#### Task goal
Go through the records line by line and work out how many lines hold the word "folder". Answer with the number only.

#### Records to use
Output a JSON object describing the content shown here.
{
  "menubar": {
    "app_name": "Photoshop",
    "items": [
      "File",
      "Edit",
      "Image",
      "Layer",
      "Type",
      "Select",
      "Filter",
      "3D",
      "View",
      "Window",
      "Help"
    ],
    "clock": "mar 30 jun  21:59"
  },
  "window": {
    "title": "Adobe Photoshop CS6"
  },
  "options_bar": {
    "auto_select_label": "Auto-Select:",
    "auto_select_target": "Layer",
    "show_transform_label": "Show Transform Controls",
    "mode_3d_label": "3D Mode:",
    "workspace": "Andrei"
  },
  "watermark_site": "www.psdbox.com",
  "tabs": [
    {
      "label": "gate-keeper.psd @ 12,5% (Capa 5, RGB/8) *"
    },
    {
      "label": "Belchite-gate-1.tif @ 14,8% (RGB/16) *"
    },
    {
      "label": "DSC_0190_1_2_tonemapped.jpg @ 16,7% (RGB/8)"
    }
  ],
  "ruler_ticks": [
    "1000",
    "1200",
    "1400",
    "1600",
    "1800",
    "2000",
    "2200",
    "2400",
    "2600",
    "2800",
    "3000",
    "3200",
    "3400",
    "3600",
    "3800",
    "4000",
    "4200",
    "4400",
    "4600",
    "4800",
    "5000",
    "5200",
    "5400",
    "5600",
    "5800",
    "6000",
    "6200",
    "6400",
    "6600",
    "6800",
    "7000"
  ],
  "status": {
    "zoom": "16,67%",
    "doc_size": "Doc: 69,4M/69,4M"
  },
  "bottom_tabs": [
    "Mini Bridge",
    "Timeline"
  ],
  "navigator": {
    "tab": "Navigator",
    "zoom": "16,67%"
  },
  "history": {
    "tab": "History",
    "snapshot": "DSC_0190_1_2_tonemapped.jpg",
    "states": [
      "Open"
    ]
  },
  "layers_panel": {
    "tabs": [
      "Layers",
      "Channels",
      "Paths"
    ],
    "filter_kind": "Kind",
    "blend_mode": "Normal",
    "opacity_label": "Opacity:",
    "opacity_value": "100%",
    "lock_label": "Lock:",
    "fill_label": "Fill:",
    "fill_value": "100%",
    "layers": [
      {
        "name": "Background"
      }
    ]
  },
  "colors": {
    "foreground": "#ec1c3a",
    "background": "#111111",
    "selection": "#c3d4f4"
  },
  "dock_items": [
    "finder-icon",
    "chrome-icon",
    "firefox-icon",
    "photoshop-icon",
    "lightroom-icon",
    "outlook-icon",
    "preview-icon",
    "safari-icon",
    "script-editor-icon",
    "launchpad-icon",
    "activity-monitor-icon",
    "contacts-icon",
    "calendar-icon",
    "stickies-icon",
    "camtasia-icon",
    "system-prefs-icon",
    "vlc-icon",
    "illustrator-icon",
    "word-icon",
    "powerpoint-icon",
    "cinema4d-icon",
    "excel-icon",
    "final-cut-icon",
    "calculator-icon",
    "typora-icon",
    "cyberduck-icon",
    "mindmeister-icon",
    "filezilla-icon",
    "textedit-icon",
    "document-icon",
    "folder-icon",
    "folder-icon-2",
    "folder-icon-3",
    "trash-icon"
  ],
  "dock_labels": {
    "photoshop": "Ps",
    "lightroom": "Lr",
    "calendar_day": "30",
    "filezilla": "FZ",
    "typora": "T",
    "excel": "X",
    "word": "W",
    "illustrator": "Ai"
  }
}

#### Full response
3